● **Exercise**:
Work out how many lines of the records contain "Воронежская". Answer with the number and nothing else.
— Start of Supplied information —
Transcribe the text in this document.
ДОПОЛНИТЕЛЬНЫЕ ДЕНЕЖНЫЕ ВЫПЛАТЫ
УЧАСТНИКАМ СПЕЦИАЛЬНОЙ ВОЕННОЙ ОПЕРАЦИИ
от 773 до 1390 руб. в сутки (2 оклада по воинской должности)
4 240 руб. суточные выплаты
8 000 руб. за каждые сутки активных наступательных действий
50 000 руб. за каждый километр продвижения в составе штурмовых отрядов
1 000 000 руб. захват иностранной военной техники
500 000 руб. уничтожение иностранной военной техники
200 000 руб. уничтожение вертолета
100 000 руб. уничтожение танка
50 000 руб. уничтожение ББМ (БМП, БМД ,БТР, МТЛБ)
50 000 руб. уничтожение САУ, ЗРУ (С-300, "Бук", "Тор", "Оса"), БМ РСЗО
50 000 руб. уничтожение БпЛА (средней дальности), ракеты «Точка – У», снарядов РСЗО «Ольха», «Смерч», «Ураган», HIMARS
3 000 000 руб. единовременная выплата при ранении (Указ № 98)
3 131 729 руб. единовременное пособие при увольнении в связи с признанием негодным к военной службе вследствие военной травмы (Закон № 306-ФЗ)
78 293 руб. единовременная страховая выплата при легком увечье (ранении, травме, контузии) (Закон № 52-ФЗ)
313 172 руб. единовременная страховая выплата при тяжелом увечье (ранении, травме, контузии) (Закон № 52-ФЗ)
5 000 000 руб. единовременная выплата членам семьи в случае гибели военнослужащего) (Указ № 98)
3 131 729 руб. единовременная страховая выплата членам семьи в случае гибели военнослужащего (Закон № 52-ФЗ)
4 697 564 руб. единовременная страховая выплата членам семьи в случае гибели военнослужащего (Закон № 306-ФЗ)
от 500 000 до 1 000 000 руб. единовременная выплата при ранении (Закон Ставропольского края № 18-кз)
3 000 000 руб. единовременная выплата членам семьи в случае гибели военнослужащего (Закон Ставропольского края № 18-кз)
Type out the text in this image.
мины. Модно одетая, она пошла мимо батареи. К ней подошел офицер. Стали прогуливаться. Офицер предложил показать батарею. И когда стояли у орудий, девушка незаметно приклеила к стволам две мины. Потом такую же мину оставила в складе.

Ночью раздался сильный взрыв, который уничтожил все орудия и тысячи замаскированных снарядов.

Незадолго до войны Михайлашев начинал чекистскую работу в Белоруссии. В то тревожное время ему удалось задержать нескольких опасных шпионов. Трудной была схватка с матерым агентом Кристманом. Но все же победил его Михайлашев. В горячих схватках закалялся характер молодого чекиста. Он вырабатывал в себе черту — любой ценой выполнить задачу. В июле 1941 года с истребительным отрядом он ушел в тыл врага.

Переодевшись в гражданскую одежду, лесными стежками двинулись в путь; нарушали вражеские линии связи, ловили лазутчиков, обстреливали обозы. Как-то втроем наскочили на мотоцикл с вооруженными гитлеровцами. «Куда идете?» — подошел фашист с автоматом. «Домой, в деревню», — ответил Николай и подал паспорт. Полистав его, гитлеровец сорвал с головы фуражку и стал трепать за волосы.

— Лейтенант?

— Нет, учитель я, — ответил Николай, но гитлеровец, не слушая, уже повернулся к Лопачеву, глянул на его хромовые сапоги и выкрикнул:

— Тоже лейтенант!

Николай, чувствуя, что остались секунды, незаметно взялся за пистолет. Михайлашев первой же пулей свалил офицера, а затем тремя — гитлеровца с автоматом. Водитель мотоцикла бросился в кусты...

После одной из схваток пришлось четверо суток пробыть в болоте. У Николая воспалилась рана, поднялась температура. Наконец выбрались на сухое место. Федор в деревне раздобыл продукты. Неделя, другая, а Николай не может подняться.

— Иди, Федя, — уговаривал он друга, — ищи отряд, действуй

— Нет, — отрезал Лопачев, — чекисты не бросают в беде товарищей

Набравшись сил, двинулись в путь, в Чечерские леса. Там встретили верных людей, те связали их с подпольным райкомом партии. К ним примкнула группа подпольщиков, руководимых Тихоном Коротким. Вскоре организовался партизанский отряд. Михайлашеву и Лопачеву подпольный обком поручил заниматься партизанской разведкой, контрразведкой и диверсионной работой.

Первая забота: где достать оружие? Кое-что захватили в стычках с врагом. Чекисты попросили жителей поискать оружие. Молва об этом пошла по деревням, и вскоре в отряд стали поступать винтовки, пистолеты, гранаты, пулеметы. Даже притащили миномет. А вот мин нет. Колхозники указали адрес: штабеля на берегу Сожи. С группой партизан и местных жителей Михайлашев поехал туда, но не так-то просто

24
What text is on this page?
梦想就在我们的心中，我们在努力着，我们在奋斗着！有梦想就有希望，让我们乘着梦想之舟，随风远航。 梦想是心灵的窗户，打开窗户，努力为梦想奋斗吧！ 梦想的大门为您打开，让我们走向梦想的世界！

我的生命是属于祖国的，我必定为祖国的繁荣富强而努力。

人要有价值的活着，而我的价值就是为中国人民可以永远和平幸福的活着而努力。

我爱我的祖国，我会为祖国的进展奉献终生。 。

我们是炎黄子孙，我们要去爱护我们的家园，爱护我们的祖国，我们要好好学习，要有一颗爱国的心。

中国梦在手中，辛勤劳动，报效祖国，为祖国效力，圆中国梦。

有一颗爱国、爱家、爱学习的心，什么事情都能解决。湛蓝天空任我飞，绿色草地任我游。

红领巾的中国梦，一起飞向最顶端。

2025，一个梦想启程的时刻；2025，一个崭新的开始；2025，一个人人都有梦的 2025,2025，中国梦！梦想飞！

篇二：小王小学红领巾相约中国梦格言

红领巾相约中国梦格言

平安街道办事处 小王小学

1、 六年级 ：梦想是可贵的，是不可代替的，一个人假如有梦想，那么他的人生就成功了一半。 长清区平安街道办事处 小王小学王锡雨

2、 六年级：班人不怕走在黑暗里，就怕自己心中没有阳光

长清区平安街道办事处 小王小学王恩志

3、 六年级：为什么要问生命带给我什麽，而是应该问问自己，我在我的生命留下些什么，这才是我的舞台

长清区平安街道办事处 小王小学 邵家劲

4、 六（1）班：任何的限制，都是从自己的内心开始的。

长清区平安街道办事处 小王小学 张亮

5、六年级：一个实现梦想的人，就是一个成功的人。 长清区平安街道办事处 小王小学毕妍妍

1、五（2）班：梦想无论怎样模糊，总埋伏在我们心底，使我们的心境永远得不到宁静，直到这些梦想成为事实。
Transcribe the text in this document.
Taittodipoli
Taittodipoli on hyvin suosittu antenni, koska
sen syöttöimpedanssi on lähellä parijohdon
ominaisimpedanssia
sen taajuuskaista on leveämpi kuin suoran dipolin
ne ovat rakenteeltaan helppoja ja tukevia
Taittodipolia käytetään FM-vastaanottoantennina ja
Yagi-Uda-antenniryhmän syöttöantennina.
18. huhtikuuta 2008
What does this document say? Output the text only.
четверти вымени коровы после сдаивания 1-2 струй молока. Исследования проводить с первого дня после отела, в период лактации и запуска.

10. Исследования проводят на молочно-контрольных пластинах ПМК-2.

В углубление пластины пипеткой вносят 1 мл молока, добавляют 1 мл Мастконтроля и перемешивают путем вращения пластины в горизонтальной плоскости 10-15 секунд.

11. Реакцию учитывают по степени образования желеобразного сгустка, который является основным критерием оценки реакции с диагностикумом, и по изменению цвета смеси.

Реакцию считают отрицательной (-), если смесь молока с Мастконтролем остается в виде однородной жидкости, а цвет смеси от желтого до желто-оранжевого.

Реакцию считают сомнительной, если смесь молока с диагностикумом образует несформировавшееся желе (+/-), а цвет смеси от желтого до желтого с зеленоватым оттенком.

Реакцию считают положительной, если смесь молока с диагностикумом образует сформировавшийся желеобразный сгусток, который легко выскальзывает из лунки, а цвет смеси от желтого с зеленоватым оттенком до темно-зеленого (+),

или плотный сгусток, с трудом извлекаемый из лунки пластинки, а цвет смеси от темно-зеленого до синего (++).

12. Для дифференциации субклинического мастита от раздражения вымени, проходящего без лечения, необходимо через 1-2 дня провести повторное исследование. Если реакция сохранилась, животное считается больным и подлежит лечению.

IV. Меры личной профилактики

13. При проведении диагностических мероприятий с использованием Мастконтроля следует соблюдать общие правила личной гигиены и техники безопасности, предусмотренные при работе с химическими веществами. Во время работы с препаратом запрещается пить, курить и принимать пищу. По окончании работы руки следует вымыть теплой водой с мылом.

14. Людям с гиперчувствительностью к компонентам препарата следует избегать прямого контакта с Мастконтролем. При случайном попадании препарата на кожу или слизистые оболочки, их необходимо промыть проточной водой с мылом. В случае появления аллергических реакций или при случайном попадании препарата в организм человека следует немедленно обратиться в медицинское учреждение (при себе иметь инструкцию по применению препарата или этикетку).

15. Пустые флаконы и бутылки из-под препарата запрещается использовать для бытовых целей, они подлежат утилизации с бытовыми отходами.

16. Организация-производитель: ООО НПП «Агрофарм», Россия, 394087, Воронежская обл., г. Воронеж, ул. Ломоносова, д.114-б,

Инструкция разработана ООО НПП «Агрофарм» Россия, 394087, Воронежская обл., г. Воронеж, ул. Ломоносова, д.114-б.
— End of Supplied information —
● **Expected output**:
2